Copy all the material that follows, keeping every character the same.

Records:
★ ★ ★ ★
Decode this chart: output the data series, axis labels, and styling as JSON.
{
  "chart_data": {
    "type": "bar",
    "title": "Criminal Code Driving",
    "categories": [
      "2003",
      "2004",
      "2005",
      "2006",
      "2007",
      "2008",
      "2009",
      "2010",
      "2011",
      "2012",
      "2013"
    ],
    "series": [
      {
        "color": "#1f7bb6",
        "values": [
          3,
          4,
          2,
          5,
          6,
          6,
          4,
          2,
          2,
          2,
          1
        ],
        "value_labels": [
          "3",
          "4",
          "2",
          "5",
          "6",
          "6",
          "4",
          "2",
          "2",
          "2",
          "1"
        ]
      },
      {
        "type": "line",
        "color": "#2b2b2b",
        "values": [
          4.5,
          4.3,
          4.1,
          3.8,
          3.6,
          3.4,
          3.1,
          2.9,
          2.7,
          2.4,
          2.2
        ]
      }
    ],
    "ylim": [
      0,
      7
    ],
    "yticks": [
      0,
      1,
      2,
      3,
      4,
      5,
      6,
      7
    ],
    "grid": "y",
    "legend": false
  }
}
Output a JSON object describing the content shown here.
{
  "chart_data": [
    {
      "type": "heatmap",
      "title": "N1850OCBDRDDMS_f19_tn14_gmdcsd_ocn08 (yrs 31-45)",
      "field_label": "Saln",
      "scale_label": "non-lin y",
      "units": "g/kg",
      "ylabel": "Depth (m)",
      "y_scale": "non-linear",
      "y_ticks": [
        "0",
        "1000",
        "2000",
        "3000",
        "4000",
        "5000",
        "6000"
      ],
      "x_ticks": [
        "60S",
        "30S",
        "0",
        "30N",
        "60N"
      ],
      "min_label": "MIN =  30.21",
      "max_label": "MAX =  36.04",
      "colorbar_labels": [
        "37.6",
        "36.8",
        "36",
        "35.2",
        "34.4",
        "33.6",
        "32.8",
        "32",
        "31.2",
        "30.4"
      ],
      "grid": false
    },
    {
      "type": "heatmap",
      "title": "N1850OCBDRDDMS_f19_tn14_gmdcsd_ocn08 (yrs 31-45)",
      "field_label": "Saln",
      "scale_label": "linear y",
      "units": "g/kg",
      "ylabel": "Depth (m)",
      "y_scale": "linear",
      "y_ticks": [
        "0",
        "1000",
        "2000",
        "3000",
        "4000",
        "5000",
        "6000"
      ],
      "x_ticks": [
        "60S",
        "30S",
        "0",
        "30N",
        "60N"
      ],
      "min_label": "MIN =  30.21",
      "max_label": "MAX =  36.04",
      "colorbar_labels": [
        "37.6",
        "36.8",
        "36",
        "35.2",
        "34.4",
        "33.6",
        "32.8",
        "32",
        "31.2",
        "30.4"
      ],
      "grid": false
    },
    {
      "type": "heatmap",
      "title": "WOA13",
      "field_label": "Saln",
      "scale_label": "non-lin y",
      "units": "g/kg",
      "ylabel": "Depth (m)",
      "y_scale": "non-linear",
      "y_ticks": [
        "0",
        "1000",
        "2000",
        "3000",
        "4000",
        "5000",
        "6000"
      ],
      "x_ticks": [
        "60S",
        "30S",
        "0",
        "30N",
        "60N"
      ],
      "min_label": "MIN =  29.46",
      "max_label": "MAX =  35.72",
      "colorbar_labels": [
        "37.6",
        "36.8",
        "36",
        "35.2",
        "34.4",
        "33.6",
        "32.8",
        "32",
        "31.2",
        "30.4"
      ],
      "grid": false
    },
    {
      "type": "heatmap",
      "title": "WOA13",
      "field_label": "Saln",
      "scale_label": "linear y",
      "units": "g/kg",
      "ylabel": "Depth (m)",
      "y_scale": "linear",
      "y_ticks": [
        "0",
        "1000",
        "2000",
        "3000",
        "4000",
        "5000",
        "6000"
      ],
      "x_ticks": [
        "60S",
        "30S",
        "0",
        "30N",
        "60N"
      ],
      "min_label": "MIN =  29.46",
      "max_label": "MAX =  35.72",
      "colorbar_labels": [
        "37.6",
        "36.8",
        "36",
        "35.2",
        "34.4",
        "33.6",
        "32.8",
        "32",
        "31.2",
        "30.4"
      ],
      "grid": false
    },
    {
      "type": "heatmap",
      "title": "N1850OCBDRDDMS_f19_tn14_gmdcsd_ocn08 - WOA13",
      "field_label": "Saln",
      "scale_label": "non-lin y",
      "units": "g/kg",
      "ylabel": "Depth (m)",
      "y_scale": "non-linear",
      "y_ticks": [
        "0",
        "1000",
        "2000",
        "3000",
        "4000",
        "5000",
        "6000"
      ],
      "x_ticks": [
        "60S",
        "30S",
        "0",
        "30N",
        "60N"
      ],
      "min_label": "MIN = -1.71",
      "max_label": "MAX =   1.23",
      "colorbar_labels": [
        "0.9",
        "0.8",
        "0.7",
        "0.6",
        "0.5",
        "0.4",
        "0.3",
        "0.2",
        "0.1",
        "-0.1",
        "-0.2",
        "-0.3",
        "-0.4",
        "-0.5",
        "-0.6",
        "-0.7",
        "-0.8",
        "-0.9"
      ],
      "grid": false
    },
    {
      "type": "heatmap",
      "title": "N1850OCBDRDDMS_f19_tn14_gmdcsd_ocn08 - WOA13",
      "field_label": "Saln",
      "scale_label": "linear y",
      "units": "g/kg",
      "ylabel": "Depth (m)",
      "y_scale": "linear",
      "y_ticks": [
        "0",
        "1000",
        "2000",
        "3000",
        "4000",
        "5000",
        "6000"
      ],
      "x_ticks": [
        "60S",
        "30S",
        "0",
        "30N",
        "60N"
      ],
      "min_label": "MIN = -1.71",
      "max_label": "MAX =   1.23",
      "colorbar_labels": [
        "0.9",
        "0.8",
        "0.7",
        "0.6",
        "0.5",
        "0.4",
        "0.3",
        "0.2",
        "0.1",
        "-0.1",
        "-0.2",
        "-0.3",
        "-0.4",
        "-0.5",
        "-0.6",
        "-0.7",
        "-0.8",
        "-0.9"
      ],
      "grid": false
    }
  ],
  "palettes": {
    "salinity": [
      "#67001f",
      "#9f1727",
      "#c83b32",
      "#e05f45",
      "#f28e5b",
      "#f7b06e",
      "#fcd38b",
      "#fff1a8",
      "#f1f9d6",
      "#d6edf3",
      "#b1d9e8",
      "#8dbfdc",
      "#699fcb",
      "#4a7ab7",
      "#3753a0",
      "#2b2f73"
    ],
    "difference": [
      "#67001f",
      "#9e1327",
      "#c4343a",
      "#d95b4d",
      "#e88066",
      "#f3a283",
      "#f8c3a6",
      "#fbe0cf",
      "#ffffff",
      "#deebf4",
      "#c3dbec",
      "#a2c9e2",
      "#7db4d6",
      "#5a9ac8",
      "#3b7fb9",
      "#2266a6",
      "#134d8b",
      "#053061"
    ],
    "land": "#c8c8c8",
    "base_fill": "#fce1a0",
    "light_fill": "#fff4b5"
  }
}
★ ★ ★ ★
• [In response]:
Decode this chart: output the data series, axis labels, and styling as JSON.
{
  "chart_data": {
    "type": "bar",
    "title": "Criminal Code Driving",
    "categories": [
      "2003",
      "2004",
      "2005",
      "2006",
      "2007",
      "2008",
      "2009",
      "2010",
      "2011",
      "2012",
      "2013"
    ],
    "series": [
      {
        "color": "#1f7bb6",
        "values": [
          3,
          4,
          2,
          5,
          6,
          6,
          4,
          2,
          2,
          2,
          1
        ],
        "value_labels": [
          "3",
          "4",
          "2",
          "5",
          "6",
          "6",
          "4",
          "2",
          "2",
          "2",
          "1"
        ]
      },
      {
        "type": "line",
        "color": "#2b2b2b",
        "values": [
          4.5,
          4.3,
          4.1,
          3.8,
          3.6,
          3.4,
          3.1,
          2.9,
          2.7,
          2.4,
          2.2
        ]
      }
    ],
    "ylim": [
      0,
      7
    ],
    "yticks": [
      0,
      1,
      2,
      3,
      4,
      5,
      6,
      7
    ],
    "grid": "y",
    "legend": false
  }
}
Output a JSON object describing the content shown here.
{
  "chart_data": [
    {
      "type": "heatmap",
      "title": "N1850OCBDRDDMS_f19_tn14_gmdcsd_ocn08 (yrs 31-45)",
      "field_label": "Saln",
      "scale_label": "non-lin y",
      "units": "g/kg",
      "ylabel": "Depth (m)",
      "y_scale": "non-linear",
      "y_ticks": [
        "0",
        "1000",
        "2000",
        "3000",
        "4000",
        "5000",
        "6000"
      ],
      "x_ticks": [
        "60S",
        "30S",
        "0",
        "30N",
        "60N"
      ],
      "min_label": "MIN =  30.21",
      "max_label": "MAX =  36.04",
      "colorbar_labels": [
        "37.6",
        "36.8",
        "36",
        "35.2",
        "34.4",
        "33.6",
        "32.8",
        "32",
        "31.2",
        "30.4"
      ],
      "grid": false
    },
    {
      "type": "heatmap",
      "title": "N1850OCBDRDDMS_f19_tn14_gmdcsd_ocn08 (yrs 31-45)",
      "field_label": "Saln",
      "scale_label": "linear y",
      "units": "g/kg",
      "ylabel": "Depth (m)",
      "y_scale": "linear",
      "y_ticks": [
        "0",
        "1000",
        "2000",
        "3000",
        "4000",
        "5000",
        "6000"
      ],
      "x_ticks": [
        "60S",
        "30S",
        "0",
        "30N",
        "60N"
      ],
      "min_label": "MIN =  30.21",
      "max_label": "MAX =  36.04",
      "colorbar_labels": [
        "37.6",
        "36.8",
        "36",
        "35.2",
        "34.4",
        "33.6",
        "32.8",
        "32",
        "31.2",
        "30.4"
      ],
      "grid": false
    },
    {
      "type": "heatmap",
      "title": "WOA13",
      "field_label": "Saln",
      "scale_label": "non-lin y",
      "units": "g/kg",
      "ylabel": "Depth (m)",
      "y_scale": "non-linear",
      "y_ticks": [
        "0",
        "1000",
        "2000",
        "3000",
        "4000",
        "5000",
        "6000"
      ],
      "x_ticks": [
        "60S",
        "30S",
        "0",
        "30N",
        "60N"
      ],
      "min_label": "MIN =  29.46",
      "max_label": "MAX =  35.72",
      "colorbar_labels": [
        "37.6",
        "36.8",
        "36",
        "35.2",
        "34.4",
        "33.6",
        "32.8",
        "32",
        "31.2",
        "30.4"
      ],
      "grid": false
    },
    {
      "type": "heatmap",
      "title": "WOA13",
      "field_label": "Saln",
      "scale_label": "linear y",
      "units": "g/kg",
      "ylabel": "Depth (m)",
      "y_scale": "linear",
      "y_ticks": [
        "0",
        "1000",
        "2000",
        "3000",
        "4000",
        "5000",
        "6000"
      ],
      "x_ticks": [
        "60S",
        "30S",
        "0",
        "30N",
        "60N"
      ],
      "min_label": "MIN =  29.46",
      "max_label": "MAX =  35.72",
      "colorbar_labels": [
        "37.6",
        "36.8",
        "36",
        "35.2",
        "34.4",
        "33.6",
        "32.8",
        "32",
        "31.2",
        "30.4"
      ],
      "grid": false
    },
    {
      "type": "heatmap",
      "title": "N1850OCBDRDDMS_f19_tn14_gmdcsd_ocn08 - WOA13",
      "field_label": "Saln",
      "scale_label": "non-lin y",
      "units": "g/kg",
      "ylabel": "Depth (m)",
      "y_scale": "non-linear",
      "y_ticks": [
        "0",
        "1000",
        "2000",
        "3000",
        "4000",
        "5000",
        "6000"
      ],
      "x_ticks": [
        "60S",
        "30S",
        "0",
        "30N",
        "60N"
      ],
      "min_label": "MIN = -1.71",
      "max_label": "MAX =   1.23",
      "colorbar_labels": [
        "0.9",
        "0.8",
        "0.7",
        "0.6",
        "0.5",
        "0.4",
        "0.3",
        "0.2",
        "0.1",
        "-0.1",
        "-0.2",
        "-0.3",
        "-0.4",
        "-0.5",
        "-0.6",
        "-0.7",
        "-0.8",
        "-0.9"
      ],
      "grid": false
    },
    {
      "type": "heatmap",
      "title": "N1850OCBDRDDMS_f19_tn14_gmdcsd_ocn08 - WOA13",
      "field_label": "Saln",
      "scale_label": "linear y",
      "units": "g/kg",
      "ylabel": "Depth (m)",
      "y_scale": "linear",
      "y_ticks": [
        "0",
        "1000",
        "2000",
        "3000",
        "4000",
        "5000",
        "6000"
      ],
      "x_ticks": [
        "60S",
        "30S",
        "0",
        "30N",
        "60N"
      ],
      "min_label": "MIN = -1.71",
      "max_label": "MAX =   1.23",
      "colorbar_labels": [
        "0.9",
        "0.8",
        "0.7",
        "0.6",
        "0.5",
        "0.4",
        "0.3",
        "0.2",
        "0.1",
        "-0.1",
        "-0.2",
        "-0.3",
        "-0.4",
        "-0.5",
        "-0.6",
        "-0.7",
        "-0.8",
        "-0.9"
      ],
      "grid": false
    }
  ],
  "palettes": {
    "salinity": [
      "#67001f",
      "#9f1727",
      "#c83b32",
      "#e05f45",
      "#f28e5b",
      "#f7b06e",
      "#fcd38b",
      "#fff1a8",
      "#f1f9d6",
      "#d6edf3",
      "#b1d9e8",
      "#8dbfdc",
      "#699fcb",
      "#4a7ab7",
      "#3753a0",
      "#2b2f73"
    ],
    "difference": [
      "#67001f",
      "#9e1327",
      "#c4343a",
      "#d95b4d",
      "#e88066",
      "#f3a283",
      "#f8c3a6",
      "#fbe0cf",
      "#ffffff",
      "#deebf4",
      "#c3dbec",
      "#a2c9e2",
      "#7db4d6",
      "#5a9ac8",
      "#3b7fb9",
      "#2266a6",
      "#134d8b",
      "#053061"
    ],
    "land": "#c8c8c8",
    "base_fill": "#fce1a0",
    "light_fill": "#fff4b5"
  }
}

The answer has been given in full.